DIRECTIONS FOR THIS TASK: Copy out the entries exactly, from the first line to the last.

Items from a figure collection:
● ● ● ● ● ● ●
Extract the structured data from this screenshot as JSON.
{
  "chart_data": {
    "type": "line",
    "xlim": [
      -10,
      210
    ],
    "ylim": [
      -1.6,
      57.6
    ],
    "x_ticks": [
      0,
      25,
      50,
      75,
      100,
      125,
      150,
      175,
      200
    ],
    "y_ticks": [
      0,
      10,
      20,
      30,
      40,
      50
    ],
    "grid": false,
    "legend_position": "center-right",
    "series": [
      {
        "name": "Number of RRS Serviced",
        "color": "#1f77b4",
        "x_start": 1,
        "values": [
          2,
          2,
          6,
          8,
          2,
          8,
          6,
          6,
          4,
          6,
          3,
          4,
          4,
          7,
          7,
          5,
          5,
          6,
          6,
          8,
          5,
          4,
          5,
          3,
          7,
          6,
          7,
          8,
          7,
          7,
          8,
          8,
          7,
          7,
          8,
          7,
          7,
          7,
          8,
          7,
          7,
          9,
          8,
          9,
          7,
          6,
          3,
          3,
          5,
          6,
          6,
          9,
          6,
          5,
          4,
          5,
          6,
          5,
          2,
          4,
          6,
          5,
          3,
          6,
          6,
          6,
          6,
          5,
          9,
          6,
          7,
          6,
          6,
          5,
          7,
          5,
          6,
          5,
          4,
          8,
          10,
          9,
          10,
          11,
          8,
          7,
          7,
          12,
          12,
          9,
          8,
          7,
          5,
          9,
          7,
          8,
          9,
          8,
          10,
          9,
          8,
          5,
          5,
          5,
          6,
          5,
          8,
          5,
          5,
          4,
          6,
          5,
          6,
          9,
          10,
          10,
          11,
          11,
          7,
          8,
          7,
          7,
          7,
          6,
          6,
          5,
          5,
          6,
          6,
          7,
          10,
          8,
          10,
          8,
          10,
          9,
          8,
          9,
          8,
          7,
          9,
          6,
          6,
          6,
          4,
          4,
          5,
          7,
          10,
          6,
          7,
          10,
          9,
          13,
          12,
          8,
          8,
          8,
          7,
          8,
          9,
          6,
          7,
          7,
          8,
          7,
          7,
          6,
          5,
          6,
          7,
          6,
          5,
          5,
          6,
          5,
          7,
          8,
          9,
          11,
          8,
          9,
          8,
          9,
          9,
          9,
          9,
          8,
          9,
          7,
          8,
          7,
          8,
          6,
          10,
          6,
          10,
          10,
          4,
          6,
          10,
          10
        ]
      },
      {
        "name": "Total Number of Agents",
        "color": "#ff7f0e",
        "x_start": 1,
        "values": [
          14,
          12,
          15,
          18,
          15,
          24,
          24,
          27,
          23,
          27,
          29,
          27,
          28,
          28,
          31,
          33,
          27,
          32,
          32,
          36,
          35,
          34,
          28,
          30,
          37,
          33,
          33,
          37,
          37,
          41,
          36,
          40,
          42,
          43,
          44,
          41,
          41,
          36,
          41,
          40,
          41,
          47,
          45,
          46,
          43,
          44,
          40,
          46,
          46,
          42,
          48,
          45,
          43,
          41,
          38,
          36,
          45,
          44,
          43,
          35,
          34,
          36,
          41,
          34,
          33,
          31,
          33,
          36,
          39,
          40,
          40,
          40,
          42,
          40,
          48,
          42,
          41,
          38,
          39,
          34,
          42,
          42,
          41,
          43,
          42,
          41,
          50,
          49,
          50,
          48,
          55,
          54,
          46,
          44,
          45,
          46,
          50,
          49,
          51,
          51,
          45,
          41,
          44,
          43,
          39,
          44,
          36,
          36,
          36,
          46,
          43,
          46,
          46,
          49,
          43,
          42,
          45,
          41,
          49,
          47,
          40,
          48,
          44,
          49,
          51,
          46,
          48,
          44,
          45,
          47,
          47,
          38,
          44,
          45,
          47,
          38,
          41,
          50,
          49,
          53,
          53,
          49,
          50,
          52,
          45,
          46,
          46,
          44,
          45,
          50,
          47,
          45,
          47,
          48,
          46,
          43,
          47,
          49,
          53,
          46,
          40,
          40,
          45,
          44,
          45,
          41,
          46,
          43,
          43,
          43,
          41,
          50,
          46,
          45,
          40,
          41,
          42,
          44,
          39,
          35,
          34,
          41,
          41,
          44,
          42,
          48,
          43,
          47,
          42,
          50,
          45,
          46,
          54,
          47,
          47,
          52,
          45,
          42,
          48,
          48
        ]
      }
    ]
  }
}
● ● ● ● ● ● ●
WRITTEN REPLY:
Extract the structured data from this screenshot as JSON.
{
  "chart_data": {
    "type": "line",
    "xlim": [
      -10,
      210
    ],
    "ylim": [
      -1.6,
      57.6
    ],
    "x_ticks": [
      0,
      25,
      50,
      75,
      100,
      125,
      150,
      175,
      200
    ],
    "y_ticks": [
      0,
      10,
      20,
      30,
      40,
      50
    ],
    "grid": false,
    "legend_position": "center-right",
    "series": [
      {
        "name": "Number of RRS Serviced",
        "color": "#1f77b4",
        "x_start": 1,
        "values": [
          2,
          2,
          6,
          8,
          2,
          8,
          6,
          6,
          4,
          6,
          3,
          4,
          4,
          7,
          7,
          5,
          5,
          6,
          6,
          8,
          5,
          4,
          5,
          3,
          7,
          6,
          7,
          8,
          7,
          7,
          8,
          8,
          7,
          7,
          8,
          7,
          7,
          7,
          8,
          7,
          7,
          9,
          8,
          9,
          7,
          6,
          3,
          3,
          5,
          6,
          6,
          9,
          6,
          5,
          4,
          5,
          6,
          5,
          2,
          4,
          6,
          5,
          3,
          6,
          6,
          6,
          6,
          5,
          9,
          6,
          7,
          6,
          6,
          5,
          7,
          5,
          6,
          5,
          4,
          8,
          10,
          9,
          10,
          11,
          8,
          7,
          7,
          12,
          12,
          9,
          8,
          7,
          5,
          9,
          7,
          8,
          9,
          8,
          10,
          9,
          8,
          5,
          5,
          5,
          6,
          5,
          8,
          5,
          5,
          4,
          6,
          5,
          6,
          9,
          10,
          10,
          11,
          11,
          7,
          8,
          7,
          7,
          7,
          6,
          6,
          5,
          5,
          6,
          6,
          7,
          10,
          8,
          10,
          8,
          10,
          9,
          8,
          9,
          8,
          7,
          9,
          6,
          6,
          6,
          4,
          4,
          5,
          7,
          10,
          6,
          7,
          10,
          9,
          13,
          12,
          8,
          8,
          8,
          7,
          8,
          9,
          6,
          7,
          7,
          8,
          7,
          7,
          6,
          5,
          6,
          7,
          6,
          5,
          5,
          6,
          5,
          7,
          8,
          9,
          11,
          8,
          9,
          8,
          9,
          9,
          9,
          9,
          8,
          9,
          7,
          8,
          7,
          8,
          6,
          10,
          6,
          10,
          10,
          4,
          6,
          10,
          10
        ]
      },
      {
        "name": "Total Number of Agents",
        "color": "#ff7f0e",
        "x_start": 1,
        "values": [
          14,
          12,
          15,
          18,
          15,
          24,
          24,
          27,
          23,
          27,
          29,
          27,
          28,
          28,
          31,
          33,
          27,
          32,
          32,
          36,
          35,
          34,
          28,
          30,
          37,
          33,
          33,
          37,
          37,
          41,
          36,
          40,
          42,
          43,
          44,
          41,
          41,
          36,
          41,
          40,
          41,
          47,
          45,
          46,
          43,
          44,
          40,
          46,
          46,
          42,
          48,
          45,
          43,
          41,
          38,
          36,
          45,
          44,
          43,
          35,
          34,
          36,
          41,
          34,
          33,
          31,
          33,
          36,
          39,
          40,
          40,
          40,
          42,
          40,
          48,
          42,
          41,
          38,
          39,
          34,
          42,
          42,
          41,
          43,
          42,
          41,
          50,
          49,
          50,
          48,
          55,
          54,
          46,
          44,
          45,
          46,
          50,
          49,
          51,
          51,
          45,
          41,
          44,
          43,
          39,
          44,
          36,
          36,
          36,
          46,
          43,
          46,
          46,
          49,
          43,
          42,
          45,
          41,
          49,
          47,
          40,
          48,
          44,
          49,
          51,
          46,
          48,
          44,
          45,
          47,
          47,
          38,
          44,
          45,
          47,
          38,
          41,
          50,
          49,
          53,
          53,
          49,
          50,
          52,
          45,
          46,
          46,
          44,
          45,
          50,
          47,
          45,
          47,
          48,
          46,
          43,
          47,
          49,
          53,
          46,
          40,
          40,
          45,
          44,
          45,
          41,
          46,
          43,
          43,
          43,
          41,
          50,
          46,
          45,
          40,
          41,
          42,
          44,
          39,
          35,
          34,
          41,
          41,
          44,
          42,
          48,
          43,
          47,
          42,
          50,
          45,
          46,
          54,
          47,
          47,
          52,
          45,
          42,
          48,
          48
        ]
      }
    ]
  }
}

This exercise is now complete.